● Task directions
Using the material below, repeat exactly the lines from the one with "Convert this screenshot" through the one with "Decode this image", ends included, without any images.

● Provided material

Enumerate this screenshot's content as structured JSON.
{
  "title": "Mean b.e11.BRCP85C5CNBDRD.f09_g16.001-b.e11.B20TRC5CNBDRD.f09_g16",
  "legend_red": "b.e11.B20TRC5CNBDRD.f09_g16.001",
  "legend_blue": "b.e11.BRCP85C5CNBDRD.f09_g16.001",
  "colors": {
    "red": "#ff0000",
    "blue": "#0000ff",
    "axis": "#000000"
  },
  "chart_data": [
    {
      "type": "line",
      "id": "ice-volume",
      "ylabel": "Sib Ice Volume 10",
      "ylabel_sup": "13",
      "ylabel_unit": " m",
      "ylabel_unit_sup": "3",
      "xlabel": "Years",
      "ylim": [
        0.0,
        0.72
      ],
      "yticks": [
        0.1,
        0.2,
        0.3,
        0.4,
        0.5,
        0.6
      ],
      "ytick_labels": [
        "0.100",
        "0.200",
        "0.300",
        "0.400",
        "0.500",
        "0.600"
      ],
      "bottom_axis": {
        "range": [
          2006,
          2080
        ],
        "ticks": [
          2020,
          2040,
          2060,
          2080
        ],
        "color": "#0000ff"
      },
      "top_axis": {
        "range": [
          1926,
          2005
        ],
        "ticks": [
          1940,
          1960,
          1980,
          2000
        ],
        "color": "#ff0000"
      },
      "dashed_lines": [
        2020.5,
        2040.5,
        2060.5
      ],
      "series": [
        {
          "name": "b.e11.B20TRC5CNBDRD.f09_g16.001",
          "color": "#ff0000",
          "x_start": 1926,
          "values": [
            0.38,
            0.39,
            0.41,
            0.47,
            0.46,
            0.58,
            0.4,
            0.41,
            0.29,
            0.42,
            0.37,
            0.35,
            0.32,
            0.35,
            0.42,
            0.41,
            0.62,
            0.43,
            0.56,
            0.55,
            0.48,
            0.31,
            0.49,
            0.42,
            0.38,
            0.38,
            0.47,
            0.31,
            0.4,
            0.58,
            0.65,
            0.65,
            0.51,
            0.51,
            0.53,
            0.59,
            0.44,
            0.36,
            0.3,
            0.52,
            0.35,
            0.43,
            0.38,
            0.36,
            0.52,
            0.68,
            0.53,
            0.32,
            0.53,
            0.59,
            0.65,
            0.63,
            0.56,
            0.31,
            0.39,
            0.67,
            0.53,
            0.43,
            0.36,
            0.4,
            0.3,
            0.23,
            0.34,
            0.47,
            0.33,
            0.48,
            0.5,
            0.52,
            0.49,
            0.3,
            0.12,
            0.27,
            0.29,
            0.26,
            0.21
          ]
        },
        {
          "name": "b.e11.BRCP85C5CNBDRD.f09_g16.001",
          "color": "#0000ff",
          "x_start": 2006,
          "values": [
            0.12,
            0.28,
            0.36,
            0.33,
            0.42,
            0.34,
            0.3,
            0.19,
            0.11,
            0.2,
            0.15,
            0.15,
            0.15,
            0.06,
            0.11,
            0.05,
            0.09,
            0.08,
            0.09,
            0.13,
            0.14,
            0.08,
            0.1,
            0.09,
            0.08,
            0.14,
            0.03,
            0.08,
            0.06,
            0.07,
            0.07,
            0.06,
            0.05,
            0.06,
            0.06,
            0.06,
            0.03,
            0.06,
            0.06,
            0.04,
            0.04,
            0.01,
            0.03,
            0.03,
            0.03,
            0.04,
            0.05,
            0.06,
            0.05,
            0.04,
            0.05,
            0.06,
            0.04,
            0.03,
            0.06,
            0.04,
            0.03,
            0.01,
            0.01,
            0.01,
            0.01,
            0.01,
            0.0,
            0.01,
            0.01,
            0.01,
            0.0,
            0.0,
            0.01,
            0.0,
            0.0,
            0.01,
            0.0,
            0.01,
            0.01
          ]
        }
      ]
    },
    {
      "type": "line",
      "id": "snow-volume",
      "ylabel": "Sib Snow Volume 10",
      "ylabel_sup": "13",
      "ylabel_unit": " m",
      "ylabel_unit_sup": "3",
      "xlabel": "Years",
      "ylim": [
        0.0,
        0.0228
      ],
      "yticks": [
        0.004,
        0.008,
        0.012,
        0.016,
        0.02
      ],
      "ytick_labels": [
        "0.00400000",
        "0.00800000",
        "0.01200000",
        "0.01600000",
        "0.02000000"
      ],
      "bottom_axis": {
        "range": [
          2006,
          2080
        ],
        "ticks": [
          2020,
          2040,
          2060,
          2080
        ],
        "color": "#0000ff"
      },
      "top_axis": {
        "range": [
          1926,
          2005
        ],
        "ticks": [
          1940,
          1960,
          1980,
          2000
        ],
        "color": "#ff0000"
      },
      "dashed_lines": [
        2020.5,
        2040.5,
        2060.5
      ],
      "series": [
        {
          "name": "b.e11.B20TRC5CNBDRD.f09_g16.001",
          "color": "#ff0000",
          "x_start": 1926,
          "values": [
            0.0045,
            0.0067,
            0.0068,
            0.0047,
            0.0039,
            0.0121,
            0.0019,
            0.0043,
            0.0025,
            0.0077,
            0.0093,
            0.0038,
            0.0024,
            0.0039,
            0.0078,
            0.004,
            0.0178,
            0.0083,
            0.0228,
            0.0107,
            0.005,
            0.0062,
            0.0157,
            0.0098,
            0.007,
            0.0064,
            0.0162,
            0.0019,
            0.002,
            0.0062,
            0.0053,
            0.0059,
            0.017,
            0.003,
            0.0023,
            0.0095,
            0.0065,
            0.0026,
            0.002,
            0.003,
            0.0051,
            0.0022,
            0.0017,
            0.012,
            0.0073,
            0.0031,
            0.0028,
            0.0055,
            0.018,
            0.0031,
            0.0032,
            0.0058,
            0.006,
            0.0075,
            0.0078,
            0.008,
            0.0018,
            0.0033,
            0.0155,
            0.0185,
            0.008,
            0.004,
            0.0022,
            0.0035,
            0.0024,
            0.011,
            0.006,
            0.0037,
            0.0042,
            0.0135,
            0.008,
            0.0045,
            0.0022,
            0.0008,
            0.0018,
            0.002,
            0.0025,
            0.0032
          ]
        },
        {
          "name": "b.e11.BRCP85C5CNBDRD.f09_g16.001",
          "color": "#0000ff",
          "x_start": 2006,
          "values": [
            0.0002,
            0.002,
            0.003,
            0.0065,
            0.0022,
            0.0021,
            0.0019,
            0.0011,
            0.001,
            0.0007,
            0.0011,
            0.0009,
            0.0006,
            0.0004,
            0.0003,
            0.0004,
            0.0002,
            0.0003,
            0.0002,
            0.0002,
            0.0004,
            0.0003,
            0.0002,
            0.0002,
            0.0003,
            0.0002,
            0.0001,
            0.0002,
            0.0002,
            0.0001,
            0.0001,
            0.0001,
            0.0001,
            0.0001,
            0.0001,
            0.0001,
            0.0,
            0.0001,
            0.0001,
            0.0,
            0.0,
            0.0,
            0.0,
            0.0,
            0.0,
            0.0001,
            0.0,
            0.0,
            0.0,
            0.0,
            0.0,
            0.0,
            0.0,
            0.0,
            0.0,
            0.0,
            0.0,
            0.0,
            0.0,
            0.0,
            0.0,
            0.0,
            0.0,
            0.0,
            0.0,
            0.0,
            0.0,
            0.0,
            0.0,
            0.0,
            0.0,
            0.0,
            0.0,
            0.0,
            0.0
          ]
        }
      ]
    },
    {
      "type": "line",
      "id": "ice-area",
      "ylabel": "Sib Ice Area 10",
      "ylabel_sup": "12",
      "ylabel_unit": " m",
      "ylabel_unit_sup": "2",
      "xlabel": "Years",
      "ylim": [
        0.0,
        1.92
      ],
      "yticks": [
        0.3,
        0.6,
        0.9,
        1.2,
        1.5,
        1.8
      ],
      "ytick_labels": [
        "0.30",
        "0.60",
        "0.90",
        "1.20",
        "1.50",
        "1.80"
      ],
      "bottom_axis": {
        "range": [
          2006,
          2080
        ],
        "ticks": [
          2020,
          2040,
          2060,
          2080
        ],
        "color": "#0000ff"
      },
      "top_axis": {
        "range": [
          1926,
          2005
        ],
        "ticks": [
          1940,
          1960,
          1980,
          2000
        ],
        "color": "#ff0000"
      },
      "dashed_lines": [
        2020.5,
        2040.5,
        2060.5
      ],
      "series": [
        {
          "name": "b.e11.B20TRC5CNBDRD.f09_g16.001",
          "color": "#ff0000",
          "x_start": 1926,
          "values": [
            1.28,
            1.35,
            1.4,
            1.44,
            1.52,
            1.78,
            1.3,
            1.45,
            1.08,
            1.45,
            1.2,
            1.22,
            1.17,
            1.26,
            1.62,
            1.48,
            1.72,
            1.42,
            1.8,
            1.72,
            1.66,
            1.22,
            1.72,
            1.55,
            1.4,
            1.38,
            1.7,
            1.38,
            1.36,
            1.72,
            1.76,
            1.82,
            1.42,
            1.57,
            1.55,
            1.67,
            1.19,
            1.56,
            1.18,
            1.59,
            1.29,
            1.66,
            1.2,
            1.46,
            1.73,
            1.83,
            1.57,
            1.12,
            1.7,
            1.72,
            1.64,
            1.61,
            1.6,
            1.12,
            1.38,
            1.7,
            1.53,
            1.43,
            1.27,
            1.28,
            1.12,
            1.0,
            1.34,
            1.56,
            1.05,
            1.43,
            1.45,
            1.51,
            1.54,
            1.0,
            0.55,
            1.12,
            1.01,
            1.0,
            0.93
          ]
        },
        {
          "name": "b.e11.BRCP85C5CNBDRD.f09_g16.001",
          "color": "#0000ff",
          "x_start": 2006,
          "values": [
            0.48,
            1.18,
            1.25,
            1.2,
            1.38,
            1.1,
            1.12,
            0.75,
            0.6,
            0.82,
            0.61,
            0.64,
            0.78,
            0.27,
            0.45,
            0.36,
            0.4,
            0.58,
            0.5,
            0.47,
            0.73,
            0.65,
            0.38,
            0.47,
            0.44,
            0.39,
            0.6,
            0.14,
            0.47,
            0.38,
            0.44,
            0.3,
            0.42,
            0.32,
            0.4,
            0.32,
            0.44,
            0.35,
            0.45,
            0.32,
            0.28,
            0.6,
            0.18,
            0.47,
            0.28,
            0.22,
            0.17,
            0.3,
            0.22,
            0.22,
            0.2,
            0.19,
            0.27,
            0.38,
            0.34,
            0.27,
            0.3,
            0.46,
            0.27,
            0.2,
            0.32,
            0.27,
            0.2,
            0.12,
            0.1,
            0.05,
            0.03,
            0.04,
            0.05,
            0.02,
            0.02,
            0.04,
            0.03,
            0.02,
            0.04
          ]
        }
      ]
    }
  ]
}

==

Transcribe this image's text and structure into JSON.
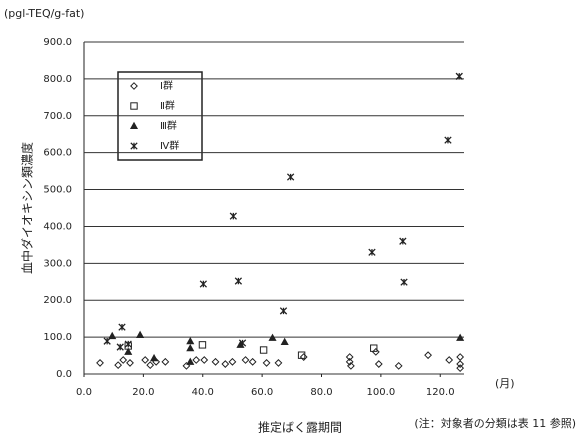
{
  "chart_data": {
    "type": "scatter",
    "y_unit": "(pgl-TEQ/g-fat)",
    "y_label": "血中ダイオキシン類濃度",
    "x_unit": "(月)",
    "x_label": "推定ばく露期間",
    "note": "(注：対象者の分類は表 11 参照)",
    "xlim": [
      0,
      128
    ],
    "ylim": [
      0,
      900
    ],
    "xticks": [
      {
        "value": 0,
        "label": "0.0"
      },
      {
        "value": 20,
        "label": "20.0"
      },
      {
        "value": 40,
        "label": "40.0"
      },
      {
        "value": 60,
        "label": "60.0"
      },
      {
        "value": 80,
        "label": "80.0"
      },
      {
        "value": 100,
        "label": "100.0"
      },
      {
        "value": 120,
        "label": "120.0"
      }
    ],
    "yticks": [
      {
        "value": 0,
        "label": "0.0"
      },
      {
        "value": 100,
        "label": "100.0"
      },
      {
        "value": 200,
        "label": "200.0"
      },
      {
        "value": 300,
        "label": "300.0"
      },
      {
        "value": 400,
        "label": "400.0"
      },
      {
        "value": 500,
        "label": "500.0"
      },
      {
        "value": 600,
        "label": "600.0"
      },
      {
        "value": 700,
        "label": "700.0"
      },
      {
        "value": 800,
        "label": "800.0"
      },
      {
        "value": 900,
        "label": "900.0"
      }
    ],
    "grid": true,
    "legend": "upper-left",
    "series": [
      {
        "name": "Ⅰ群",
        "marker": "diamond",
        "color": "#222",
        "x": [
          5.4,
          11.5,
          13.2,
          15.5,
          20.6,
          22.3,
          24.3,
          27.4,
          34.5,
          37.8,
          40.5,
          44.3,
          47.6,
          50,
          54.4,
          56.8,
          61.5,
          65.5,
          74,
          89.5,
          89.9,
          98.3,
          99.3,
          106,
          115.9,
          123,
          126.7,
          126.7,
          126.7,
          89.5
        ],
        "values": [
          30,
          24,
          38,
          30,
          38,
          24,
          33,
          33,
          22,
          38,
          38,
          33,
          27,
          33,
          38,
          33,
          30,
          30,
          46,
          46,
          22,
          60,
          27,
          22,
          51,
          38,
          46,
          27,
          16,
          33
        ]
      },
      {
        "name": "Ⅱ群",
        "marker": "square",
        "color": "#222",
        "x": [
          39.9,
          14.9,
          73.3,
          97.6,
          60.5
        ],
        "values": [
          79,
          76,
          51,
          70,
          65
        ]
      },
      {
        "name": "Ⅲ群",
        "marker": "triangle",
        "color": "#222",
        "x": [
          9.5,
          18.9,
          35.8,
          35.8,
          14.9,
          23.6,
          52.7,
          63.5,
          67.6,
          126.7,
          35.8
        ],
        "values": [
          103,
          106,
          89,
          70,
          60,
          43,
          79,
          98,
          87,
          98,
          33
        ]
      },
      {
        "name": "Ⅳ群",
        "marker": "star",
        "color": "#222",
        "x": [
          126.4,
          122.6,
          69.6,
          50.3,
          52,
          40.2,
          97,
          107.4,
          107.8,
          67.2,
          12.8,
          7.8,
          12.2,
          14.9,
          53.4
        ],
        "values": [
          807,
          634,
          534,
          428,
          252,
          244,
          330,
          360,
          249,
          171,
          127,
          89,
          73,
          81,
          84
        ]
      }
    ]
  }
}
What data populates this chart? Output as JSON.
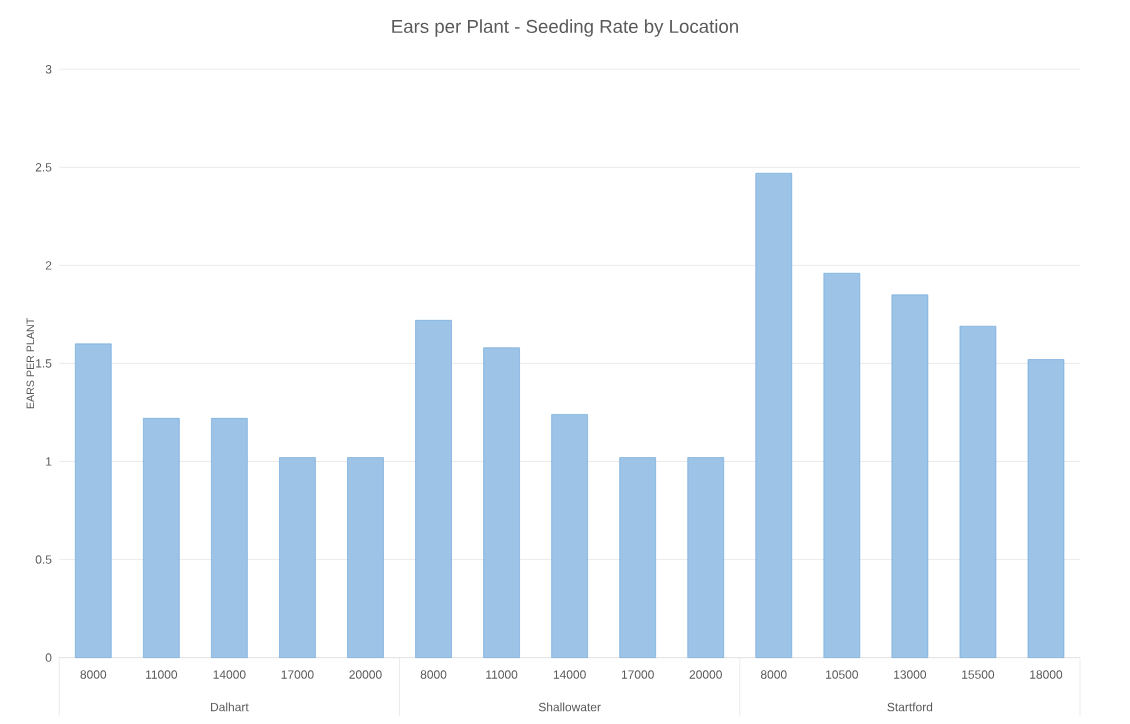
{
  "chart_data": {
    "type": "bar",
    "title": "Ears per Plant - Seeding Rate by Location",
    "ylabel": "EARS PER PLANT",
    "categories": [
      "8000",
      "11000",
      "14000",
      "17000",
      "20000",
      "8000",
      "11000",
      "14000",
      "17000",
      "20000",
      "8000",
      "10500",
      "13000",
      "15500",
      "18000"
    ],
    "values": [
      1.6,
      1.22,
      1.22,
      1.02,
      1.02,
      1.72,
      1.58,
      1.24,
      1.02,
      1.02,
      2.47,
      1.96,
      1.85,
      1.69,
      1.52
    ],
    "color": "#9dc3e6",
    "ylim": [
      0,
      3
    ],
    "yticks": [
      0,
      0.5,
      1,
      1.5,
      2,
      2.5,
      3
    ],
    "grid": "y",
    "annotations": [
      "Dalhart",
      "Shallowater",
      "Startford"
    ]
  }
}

---

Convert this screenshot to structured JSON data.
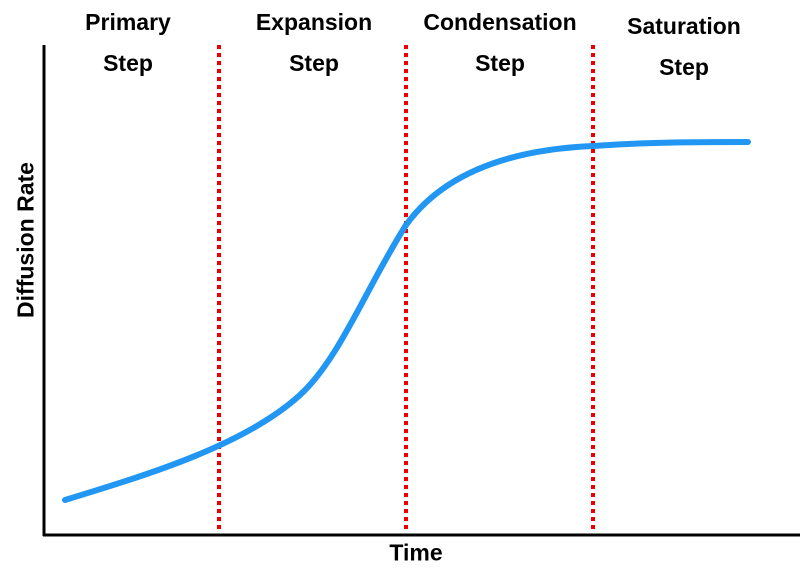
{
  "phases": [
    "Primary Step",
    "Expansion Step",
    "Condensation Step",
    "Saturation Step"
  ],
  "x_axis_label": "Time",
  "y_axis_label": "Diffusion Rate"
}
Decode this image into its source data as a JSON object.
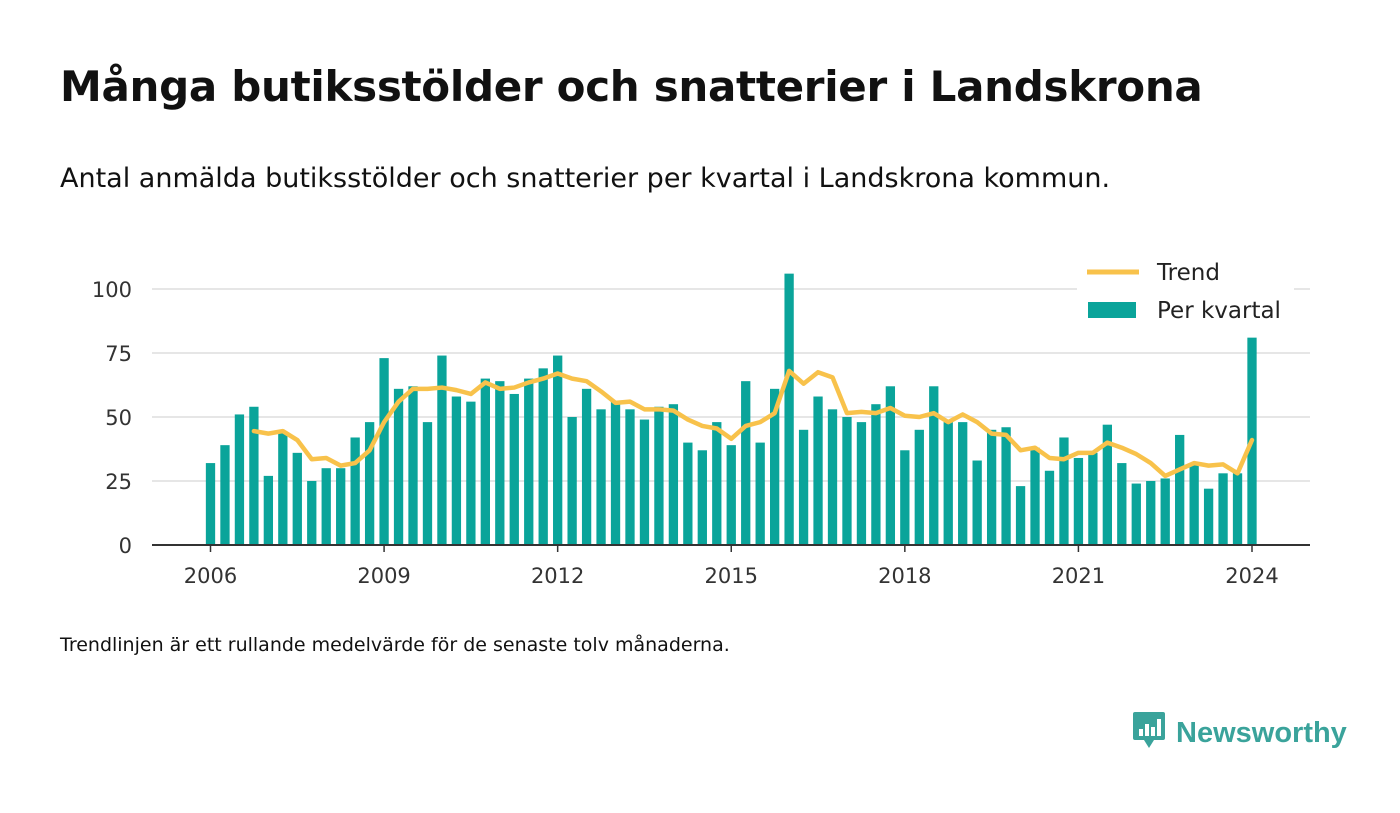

● Written answer
Convert this screenshot to structured JSON data.
{
  "phases": [
    "Primary Step",
    "Expansion Step",
    "Condensation Step",
    "Saturation Step"
  ],
  "x_axis_label": "Time",
  "y_axis_label": "Diffusion Rate"
}
Decode this image into its source data as a JSON object.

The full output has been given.